**** SUPPLIED DATA

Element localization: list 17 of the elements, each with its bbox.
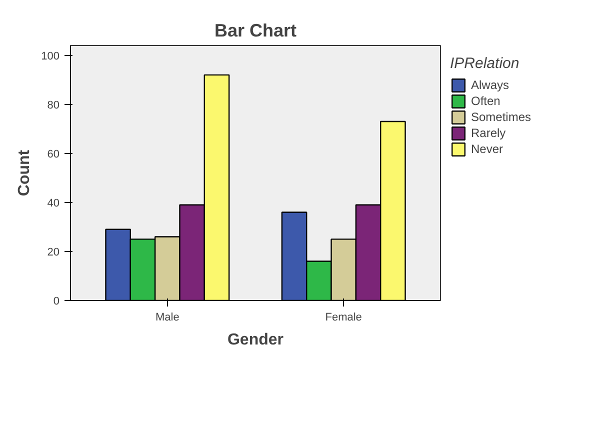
y-tick-label: 0	[53, 296, 60, 308]
x-tick-label: Female	[325, 312, 362, 324]
legend-title: IPRelation	[450, 55, 520, 72]
legend-label: Often	[471, 94, 500, 108]
chart-title: Bar Chart	[214, 20, 297, 40]
y-tick-label: 80	[47, 99, 60, 112]
legend-label: Sometimes	[471, 110, 532, 124]
x-axis-title: Gender	[227, 332, 284, 348]
x-tick-label: Male	[155, 312, 180, 324]
y-tick-label: 100	[41, 50, 60, 62]
y-tick-label: 60	[47, 148, 60, 160]
legend-label: Never	[471, 142, 504, 156]
y-axis-title: Count	[16, 149, 34, 196]
legend-label: Rarely	[471, 126, 506, 140]
legend-label: Always	[471, 78, 510, 92]
y-tick-label: 40	[47, 197, 60, 210]
y-tick-label: 20	[47, 246, 60, 258]
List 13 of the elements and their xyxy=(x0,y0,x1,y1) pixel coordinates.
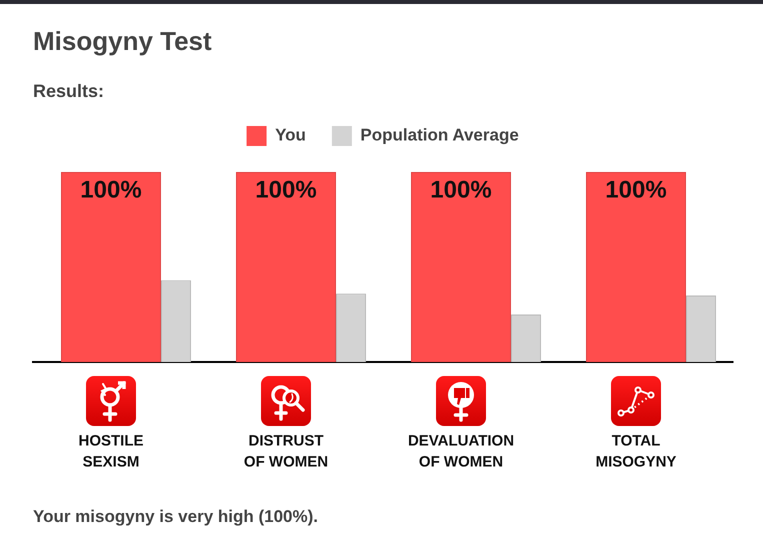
legend-label: You xyxy=(275,126,306,145)
x-tick-label: DISTRUST OF WOMEN xyxy=(244,432,328,471)
chart-title: Misogyny Test xyxy=(33,26,212,56)
data-label: 100% xyxy=(430,176,492,204)
legend-label: Population Average xyxy=(360,126,519,145)
text: Your misogyny is very high (100%). xyxy=(33,507,318,527)
data-label: 100% xyxy=(605,176,667,204)
x-tick-label: HOSTILE SEXISM xyxy=(78,432,144,471)
data-label: 100% xyxy=(255,176,317,204)
x-tick-label: DEVALUATION OF WOMEN xyxy=(408,432,514,471)
chart-subtitle: Results: xyxy=(33,81,104,102)
data-label: 100% xyxy=(80,176,142,204)
x-tick-label: TOTAL MISOGYNY xyxy=(596,432,676,471)
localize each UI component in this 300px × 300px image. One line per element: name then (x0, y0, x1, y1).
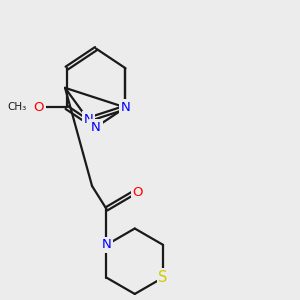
Text: O: O (132, 186, 143, 199)
Text: N: N (121, 101, 130, 114)
Text: N: N (102, 238, 111, 251)
Text: N: N (121, 101, 130, 114)
Text: N: N (91, 121, 101, 134)
Text: N: N (83, 113, 93, 126)
Text: S: S (158, 270, 168, 285)
Text: CH₃: CH₃ (7, 103, 26, 112)
Text: O: O (34, 101, 44, 114)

********

**INSTRUCTIONS TO FOLLOW**
Please reproduce the data above line for line, without changing any character, and leave out the pictures.

**PROBLEM SOLUTION**
Element localization: list 17 of the elements, each with its bbox.
y-tick-label: 0	[53, 296, 60, 308]
x-tick-label: Female	[325, 312, 362, 324]
legend-title: IPRelation	[450, 55, 520, 72]
legend-label: Often	[471, 94, 500, 108]
chart-title: Bar Chart	[214, 20, 297, 40]
y-tick-label: 80	[47, 99, 60, 112]
legend-label: Sometimes	[471, 110, 532, 124]
x-axis-title: Gender	[227, 332, 284, 348]
x-tick-label: Male	[155, 312, 180, 324]
y-tick-label: 100	[41, 50, 60, 62]
y-tick-label: 60	[47, 148, 60, 160]
legend-label: Never	[471, 142, 504, 156]
y-axis-title: Count	[16, 149, 34, 196]
legend-label: Rarely	[471, 126, 506, 140]
legend-label: Always	[471, 78, 510, 92]
y-tick-label: 40	[47, 197, 60, 210]
y-tick-label: 20	[47, 246, 60, 258]
List 13 of the elements and their xyxy=(x0,y0,x1,y1) pixel coordinates.
legend-label: You xyxy=(275,126,306,145)
x-tick-label: DISTRUST OF WOMEN xyxy=(244,432,328,471)
chart-title: Misogyny Test xyxy=(33,26,212,56)
data-label: 100% xyxy=(430,176,492,204)
legend-label: Population Average xyxy=(360,126,519,145)
text: Your misogyny is very high (100%). xyxy=(33,507,318,527)
data-label: 100% xyxy=(605,176,667,204)
x-tick-label: HOSTILE SEXISM xyxy=(78,432,144,471)
data-label: 100% xyxy=(255,176,317,204)
x-tick-label: DEVALUATION OF WOMEN xyxy=(408,432,514,471)
chart-subtitle: Results: xyxy=(33,81,104,102)
data-label: 100% xyxy=(80,176,142,204)
x-tick-label: TOTAL MISOGYNY xyxy=(596,432,676,471)
localize each UI component in this 300px × 300px image. One line per element: name then (x0, y0, x1, y1).
Text: O: O (132, 186, 143, 199)
Text: N: N (121, 101, 130, 114)
Text: N: N (102, 238, 111, 251)
Text: N: N (121, 101, 130, 114)
Text: N: N (91, 121, 101, 134)
Text: N: N (83, 113, 93, 126)
Text: S: S (158, 270, 168, 285)
Text: CH₃: CH₃ (7, 103, 26, 112)
Text: O: O (34, 101, 44, 114)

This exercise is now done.